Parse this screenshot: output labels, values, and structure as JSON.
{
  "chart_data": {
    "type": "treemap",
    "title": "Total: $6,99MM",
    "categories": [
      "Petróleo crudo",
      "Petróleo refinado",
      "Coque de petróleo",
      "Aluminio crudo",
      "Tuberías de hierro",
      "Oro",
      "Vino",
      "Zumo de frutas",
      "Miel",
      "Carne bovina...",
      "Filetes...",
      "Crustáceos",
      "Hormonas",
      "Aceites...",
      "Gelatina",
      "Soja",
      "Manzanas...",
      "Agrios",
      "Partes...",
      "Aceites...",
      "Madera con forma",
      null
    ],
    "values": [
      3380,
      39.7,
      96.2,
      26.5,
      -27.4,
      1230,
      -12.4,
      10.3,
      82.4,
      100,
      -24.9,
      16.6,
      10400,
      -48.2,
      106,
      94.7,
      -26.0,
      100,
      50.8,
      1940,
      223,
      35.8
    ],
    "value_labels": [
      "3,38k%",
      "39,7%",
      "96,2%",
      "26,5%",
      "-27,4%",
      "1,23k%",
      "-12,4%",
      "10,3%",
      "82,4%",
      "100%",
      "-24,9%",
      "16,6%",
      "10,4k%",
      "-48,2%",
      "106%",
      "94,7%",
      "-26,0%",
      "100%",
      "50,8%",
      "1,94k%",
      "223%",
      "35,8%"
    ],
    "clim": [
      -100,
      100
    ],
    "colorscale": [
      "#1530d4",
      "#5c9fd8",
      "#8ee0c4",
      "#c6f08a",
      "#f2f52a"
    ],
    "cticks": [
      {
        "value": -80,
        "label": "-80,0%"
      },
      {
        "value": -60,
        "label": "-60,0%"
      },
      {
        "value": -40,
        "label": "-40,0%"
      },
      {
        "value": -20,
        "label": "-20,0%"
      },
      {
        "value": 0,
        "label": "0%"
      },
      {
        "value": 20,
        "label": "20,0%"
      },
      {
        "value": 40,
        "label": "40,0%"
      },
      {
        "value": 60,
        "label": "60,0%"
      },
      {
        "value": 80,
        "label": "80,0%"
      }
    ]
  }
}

----------

For the listing above, identify each line bearing "values".

» Exercise result:
Parse this screenshot: output labels, values, and structure as JSON.
    "values": [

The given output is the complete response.